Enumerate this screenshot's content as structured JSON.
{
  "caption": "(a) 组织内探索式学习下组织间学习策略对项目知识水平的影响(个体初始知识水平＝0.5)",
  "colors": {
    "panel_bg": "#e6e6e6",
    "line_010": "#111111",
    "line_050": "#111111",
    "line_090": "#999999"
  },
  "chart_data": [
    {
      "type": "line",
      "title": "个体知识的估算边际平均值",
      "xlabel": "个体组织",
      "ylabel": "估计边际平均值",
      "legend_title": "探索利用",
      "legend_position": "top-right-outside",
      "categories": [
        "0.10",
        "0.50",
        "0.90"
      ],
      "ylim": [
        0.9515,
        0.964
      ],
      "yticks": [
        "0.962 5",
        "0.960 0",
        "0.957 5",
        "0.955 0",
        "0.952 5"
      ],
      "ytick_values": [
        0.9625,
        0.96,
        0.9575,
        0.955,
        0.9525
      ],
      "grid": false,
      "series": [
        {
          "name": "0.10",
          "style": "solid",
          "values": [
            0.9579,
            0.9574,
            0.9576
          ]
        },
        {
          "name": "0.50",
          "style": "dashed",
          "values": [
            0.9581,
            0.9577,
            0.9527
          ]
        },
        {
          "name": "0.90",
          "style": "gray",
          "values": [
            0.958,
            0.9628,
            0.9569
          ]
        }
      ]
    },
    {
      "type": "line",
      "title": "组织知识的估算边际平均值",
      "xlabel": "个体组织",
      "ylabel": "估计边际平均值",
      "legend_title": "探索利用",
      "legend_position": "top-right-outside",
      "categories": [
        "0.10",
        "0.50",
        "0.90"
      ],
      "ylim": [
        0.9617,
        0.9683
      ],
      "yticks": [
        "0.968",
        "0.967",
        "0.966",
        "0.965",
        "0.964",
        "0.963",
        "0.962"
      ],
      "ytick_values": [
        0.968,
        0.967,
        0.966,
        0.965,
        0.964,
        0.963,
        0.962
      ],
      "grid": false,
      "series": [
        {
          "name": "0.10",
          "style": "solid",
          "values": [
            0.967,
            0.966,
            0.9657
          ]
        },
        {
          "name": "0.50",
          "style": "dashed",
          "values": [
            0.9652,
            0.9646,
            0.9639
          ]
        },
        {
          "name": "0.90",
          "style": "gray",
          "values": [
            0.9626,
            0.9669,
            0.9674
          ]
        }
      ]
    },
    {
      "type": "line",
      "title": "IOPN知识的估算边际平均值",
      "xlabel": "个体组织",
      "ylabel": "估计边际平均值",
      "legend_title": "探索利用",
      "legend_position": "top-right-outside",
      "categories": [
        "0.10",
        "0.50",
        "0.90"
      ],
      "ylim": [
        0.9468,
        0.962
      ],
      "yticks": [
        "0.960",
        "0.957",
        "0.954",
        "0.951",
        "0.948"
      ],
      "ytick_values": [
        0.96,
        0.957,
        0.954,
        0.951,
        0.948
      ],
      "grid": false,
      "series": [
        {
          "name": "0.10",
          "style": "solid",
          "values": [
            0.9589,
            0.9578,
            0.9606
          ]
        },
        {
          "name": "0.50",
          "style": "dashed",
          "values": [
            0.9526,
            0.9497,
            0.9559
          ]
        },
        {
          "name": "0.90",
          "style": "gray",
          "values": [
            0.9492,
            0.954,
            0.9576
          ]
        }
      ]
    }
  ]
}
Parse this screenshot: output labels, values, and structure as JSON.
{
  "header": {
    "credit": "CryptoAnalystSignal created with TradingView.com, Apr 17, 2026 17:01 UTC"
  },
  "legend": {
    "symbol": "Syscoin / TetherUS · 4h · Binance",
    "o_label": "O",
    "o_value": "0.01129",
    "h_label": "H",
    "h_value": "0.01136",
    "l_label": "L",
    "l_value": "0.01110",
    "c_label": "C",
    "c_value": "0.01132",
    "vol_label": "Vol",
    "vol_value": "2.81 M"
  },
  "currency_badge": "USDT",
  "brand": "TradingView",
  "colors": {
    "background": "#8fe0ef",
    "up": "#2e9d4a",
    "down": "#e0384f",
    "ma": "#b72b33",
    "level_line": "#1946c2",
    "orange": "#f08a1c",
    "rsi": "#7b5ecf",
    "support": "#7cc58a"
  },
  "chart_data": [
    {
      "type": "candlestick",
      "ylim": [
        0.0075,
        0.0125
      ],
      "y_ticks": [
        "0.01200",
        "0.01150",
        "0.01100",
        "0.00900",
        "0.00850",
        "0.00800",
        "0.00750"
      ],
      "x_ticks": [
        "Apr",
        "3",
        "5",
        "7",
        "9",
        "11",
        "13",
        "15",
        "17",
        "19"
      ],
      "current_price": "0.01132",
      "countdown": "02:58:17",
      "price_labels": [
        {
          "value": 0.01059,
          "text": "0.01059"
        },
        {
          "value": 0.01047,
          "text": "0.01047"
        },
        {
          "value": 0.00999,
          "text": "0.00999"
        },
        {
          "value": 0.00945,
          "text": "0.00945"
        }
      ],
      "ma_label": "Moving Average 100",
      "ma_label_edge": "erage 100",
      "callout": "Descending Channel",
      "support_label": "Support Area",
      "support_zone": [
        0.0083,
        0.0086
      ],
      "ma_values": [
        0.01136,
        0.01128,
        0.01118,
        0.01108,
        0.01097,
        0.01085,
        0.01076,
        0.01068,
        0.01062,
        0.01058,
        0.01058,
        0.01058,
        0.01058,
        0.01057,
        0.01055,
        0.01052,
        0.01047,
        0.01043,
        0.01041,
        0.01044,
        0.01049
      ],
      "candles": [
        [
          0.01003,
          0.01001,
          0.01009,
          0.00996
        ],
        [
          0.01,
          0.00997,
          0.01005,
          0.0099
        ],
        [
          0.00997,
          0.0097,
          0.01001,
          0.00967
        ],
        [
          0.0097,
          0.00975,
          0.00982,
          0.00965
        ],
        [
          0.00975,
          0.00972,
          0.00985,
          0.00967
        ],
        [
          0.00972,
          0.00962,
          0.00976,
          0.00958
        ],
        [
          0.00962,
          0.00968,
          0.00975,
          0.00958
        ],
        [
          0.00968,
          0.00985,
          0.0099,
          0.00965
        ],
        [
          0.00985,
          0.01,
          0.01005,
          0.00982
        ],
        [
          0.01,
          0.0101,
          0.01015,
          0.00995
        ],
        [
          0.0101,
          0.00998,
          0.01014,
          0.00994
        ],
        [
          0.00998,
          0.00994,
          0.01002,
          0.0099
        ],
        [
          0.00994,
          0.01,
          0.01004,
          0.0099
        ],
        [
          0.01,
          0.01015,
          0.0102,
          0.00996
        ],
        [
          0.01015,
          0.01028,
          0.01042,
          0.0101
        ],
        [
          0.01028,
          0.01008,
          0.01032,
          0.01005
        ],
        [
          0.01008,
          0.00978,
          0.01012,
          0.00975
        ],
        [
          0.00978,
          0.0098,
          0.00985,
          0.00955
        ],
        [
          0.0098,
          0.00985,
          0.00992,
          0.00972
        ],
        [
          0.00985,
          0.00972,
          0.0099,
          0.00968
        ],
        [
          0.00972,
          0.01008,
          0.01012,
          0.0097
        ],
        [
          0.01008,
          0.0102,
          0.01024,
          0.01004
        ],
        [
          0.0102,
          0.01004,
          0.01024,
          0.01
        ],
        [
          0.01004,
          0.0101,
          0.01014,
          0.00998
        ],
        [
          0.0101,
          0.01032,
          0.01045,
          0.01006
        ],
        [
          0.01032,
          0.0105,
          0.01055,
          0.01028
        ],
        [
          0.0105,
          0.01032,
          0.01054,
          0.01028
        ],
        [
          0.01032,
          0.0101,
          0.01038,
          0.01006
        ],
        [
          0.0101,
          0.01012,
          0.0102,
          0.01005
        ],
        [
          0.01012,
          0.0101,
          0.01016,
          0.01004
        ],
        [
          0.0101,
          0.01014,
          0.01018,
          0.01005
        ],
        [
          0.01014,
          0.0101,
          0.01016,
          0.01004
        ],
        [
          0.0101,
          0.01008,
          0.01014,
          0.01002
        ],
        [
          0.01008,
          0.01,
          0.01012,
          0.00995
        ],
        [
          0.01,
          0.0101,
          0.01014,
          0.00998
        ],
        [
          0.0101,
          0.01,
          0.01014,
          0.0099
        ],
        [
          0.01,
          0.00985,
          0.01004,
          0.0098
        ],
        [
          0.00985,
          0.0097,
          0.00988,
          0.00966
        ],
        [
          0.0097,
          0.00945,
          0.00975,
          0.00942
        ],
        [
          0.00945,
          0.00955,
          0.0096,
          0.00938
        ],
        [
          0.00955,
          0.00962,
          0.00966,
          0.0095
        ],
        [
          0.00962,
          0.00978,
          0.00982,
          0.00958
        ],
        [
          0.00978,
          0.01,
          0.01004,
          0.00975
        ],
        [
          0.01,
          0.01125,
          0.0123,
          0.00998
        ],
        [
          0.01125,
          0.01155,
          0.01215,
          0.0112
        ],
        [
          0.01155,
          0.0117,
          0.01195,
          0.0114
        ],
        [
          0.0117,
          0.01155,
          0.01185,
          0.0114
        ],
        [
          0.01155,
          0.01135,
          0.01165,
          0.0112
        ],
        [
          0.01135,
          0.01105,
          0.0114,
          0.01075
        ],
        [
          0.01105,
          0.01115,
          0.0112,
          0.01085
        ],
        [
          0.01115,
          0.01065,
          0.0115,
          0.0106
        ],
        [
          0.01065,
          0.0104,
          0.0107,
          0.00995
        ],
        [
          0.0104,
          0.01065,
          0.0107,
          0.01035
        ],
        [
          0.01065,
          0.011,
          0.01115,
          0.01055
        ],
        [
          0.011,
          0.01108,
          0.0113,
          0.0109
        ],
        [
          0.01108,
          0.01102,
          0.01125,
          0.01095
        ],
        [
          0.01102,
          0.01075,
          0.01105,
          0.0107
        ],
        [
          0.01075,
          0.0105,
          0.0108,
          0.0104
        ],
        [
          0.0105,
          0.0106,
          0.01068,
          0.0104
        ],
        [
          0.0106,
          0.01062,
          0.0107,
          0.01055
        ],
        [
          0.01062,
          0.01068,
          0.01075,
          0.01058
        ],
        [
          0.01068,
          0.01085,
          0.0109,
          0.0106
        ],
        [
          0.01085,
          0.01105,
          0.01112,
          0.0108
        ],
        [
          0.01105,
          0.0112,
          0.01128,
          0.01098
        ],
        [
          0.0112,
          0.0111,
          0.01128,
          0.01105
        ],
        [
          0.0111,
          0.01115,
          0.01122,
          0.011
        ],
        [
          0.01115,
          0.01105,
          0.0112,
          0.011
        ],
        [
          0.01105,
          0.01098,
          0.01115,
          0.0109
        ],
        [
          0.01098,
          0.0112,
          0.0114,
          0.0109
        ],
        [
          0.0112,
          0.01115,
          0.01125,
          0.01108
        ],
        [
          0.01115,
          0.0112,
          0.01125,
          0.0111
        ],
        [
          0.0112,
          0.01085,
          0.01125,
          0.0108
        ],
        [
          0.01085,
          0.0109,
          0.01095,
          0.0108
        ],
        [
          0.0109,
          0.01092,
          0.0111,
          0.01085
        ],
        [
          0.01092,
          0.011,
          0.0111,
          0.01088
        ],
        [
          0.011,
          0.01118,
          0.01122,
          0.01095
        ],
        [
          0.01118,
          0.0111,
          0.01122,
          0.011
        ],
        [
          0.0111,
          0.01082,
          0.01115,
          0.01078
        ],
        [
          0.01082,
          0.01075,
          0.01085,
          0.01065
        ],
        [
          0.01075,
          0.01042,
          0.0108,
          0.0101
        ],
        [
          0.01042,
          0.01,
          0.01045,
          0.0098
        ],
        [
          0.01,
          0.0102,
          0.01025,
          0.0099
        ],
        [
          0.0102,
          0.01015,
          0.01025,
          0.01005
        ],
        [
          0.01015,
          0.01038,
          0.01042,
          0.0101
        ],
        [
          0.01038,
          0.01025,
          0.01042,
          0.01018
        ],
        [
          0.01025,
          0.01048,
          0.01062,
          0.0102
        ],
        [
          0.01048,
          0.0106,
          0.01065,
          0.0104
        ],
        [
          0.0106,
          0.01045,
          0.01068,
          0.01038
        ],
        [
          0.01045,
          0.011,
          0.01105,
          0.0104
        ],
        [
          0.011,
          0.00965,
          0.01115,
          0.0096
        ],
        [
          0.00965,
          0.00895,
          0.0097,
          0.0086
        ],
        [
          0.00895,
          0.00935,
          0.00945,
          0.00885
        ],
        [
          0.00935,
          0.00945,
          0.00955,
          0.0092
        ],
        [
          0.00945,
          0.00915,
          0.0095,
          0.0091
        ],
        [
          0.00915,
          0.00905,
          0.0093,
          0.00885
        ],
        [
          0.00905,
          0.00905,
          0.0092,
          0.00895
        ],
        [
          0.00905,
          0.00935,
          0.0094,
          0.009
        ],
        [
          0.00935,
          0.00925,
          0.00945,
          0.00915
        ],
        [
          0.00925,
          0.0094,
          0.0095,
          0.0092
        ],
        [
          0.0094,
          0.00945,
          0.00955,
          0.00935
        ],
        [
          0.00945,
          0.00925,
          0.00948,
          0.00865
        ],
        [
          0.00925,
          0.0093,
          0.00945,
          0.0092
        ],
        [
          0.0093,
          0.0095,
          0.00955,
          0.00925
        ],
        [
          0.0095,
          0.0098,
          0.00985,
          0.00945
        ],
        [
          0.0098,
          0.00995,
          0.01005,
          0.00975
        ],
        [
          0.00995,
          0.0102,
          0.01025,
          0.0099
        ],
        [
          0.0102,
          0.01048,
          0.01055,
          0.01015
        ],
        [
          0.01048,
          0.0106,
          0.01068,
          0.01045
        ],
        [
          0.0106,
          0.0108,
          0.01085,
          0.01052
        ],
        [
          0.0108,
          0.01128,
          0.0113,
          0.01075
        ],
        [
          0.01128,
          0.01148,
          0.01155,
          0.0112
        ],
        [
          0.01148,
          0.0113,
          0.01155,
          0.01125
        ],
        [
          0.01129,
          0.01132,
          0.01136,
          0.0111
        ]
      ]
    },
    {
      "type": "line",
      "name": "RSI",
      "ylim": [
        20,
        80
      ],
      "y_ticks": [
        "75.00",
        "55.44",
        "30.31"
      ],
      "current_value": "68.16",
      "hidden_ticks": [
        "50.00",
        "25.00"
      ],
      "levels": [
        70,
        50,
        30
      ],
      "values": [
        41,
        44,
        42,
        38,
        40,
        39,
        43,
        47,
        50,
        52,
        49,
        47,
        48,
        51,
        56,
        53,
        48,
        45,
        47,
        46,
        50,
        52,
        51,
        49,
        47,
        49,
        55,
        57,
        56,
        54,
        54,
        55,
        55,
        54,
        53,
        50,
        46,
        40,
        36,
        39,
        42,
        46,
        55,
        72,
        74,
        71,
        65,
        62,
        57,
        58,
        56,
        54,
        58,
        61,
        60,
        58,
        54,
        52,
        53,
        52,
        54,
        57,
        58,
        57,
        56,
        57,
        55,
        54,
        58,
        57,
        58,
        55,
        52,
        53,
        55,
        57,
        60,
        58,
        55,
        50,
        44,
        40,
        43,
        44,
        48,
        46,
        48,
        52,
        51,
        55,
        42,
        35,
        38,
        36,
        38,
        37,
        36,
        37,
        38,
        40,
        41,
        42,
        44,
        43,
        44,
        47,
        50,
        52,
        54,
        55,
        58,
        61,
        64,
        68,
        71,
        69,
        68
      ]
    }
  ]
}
—————
__GIVEN PROBLEM__
List all lines above in which the string "TradingView" appears.

__RESPONSE TO THE TASK__
    "credit": "CryptoAnalystSignal created with TradingView.com, Apr 17, 2026 17:01 UTC"
  "brand": "TradingView",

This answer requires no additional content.